— START OF Exercise input —

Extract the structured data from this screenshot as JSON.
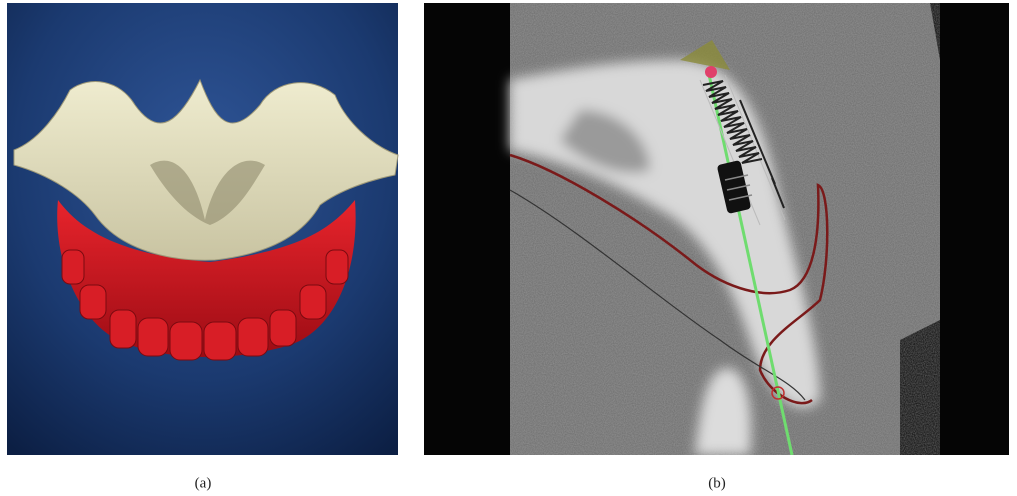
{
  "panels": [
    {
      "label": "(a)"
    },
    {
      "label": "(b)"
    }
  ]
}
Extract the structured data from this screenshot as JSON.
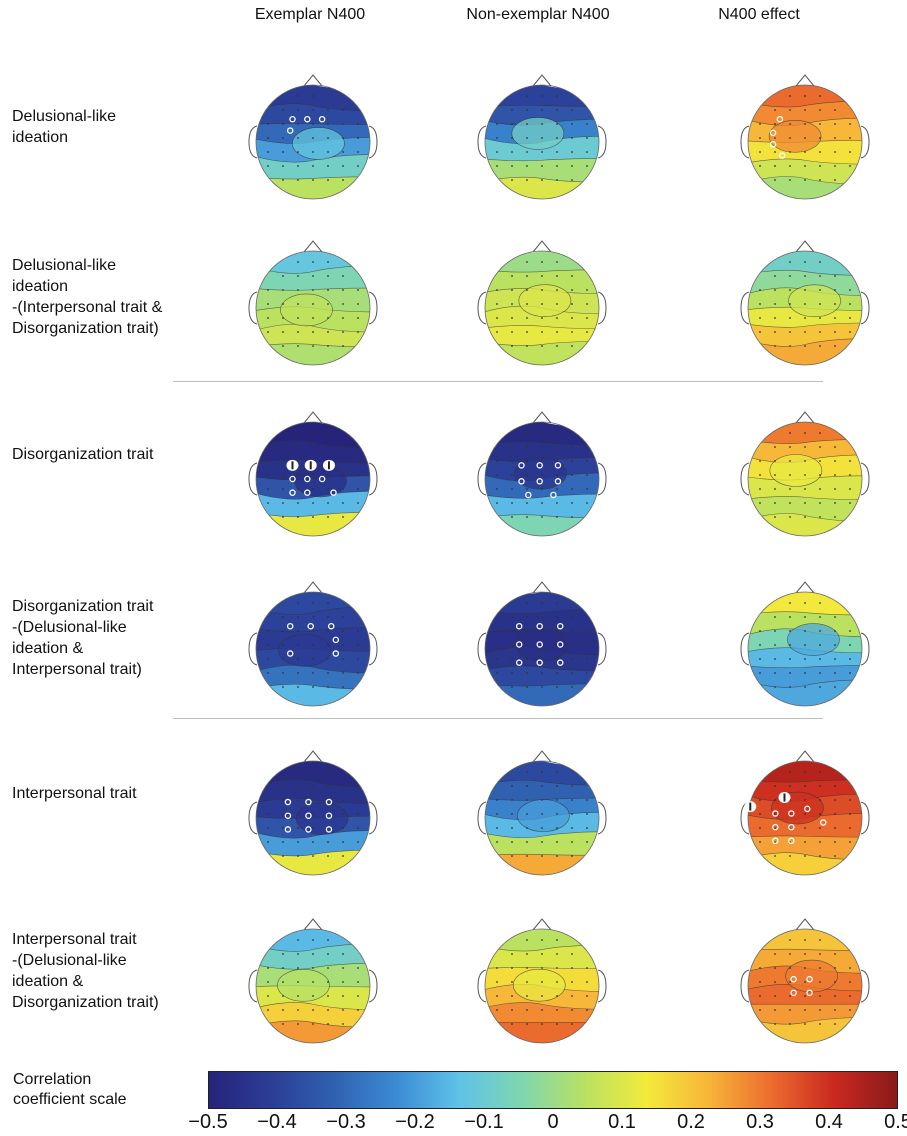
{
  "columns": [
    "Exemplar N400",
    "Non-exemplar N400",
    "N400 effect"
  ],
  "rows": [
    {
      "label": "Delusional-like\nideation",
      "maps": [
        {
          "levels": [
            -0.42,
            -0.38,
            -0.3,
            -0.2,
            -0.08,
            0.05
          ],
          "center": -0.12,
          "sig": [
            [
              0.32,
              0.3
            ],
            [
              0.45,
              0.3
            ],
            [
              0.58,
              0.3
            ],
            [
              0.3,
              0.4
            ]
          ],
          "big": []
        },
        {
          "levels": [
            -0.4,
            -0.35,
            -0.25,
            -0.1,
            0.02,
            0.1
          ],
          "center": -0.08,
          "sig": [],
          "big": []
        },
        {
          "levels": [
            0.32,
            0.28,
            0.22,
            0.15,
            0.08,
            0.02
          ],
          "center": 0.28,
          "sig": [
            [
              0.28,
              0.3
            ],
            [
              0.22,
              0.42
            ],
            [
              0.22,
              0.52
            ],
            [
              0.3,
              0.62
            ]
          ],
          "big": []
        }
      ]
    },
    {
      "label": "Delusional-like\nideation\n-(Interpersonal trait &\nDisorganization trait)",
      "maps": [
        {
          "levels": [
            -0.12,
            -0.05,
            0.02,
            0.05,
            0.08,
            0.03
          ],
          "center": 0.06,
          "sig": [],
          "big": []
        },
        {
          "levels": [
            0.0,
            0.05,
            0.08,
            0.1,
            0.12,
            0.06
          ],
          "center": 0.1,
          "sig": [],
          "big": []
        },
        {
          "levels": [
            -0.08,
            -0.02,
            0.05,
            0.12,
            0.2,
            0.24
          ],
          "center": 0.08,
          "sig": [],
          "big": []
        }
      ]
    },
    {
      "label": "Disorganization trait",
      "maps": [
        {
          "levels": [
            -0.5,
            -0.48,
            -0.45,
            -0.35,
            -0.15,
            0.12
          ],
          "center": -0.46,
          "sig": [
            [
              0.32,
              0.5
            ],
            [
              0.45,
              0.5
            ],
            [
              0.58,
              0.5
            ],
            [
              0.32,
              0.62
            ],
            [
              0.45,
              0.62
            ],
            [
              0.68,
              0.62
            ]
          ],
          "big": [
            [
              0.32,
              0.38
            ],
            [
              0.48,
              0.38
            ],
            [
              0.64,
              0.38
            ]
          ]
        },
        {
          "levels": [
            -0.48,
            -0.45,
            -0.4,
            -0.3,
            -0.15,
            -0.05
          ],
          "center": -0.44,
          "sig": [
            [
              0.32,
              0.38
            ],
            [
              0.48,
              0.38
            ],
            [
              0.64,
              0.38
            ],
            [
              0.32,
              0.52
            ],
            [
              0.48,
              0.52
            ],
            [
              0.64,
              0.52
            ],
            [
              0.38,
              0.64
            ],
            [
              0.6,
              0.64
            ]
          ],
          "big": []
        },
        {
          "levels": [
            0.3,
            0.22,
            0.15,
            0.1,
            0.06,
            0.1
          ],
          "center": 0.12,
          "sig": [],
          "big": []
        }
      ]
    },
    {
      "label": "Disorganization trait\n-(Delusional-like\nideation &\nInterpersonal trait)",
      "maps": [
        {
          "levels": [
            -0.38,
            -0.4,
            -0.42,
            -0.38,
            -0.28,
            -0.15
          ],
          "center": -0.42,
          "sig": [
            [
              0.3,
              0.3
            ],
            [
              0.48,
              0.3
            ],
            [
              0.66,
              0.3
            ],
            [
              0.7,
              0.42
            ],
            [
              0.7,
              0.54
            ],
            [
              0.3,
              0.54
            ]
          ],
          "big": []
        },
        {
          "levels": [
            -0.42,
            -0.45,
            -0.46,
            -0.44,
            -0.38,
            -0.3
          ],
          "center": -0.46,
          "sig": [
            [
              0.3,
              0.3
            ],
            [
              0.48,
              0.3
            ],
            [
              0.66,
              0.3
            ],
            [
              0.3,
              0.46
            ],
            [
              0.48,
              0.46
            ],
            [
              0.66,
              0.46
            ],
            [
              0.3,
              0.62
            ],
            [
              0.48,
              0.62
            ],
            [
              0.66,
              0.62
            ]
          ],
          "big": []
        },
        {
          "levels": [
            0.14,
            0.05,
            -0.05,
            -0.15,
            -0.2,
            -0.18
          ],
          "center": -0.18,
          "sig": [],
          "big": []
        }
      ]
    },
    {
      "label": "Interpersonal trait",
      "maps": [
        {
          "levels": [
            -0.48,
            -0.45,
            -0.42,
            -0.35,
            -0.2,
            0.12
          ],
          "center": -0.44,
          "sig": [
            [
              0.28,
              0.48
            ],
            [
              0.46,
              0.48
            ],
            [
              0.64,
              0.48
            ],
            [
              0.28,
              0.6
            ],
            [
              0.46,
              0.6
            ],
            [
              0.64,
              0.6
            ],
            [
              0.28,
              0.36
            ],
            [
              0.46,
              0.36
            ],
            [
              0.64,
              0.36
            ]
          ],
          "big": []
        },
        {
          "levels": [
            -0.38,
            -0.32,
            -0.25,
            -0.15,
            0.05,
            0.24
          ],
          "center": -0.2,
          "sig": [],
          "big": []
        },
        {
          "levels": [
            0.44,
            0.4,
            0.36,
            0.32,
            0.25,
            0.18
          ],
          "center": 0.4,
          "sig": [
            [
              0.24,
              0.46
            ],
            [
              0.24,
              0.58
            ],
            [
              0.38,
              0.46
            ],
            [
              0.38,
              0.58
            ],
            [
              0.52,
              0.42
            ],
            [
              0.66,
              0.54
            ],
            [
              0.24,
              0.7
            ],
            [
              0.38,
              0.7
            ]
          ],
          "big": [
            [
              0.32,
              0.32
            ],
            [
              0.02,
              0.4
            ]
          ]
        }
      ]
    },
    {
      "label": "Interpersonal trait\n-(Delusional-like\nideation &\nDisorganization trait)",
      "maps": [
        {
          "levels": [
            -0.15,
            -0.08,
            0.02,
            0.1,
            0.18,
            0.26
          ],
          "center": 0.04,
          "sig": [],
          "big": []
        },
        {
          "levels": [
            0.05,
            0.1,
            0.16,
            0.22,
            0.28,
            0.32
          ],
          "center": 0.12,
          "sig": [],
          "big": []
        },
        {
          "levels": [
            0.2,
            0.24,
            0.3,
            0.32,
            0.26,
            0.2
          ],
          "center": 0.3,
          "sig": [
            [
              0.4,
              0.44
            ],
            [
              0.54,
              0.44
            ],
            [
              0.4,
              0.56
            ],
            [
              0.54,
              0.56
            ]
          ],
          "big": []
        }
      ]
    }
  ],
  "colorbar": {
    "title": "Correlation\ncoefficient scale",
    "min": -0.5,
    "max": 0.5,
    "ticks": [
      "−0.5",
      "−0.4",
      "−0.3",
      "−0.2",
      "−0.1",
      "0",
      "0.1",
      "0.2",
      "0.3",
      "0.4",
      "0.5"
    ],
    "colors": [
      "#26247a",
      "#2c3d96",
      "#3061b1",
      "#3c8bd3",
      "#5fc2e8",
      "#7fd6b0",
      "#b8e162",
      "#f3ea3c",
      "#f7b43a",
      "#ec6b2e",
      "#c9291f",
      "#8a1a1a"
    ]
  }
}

— END OF Exercise input —

## Aim of the exercise:
In the entries above, find each line with the string "nideation" and copy it.

## Answer in full:
      "label": "Delusional-like\nideation",
      "label": "Delusional-like\nideation\n-(Interpersonal trait &\nDisorganization trait)",
      "label": "Disorganization trait\n-(Delusional-like\nideation &\nInterpersonal trait)",
      "label": "Interpersonal trait\n-(Delusional-like\nideation &\nDisorganization trait)",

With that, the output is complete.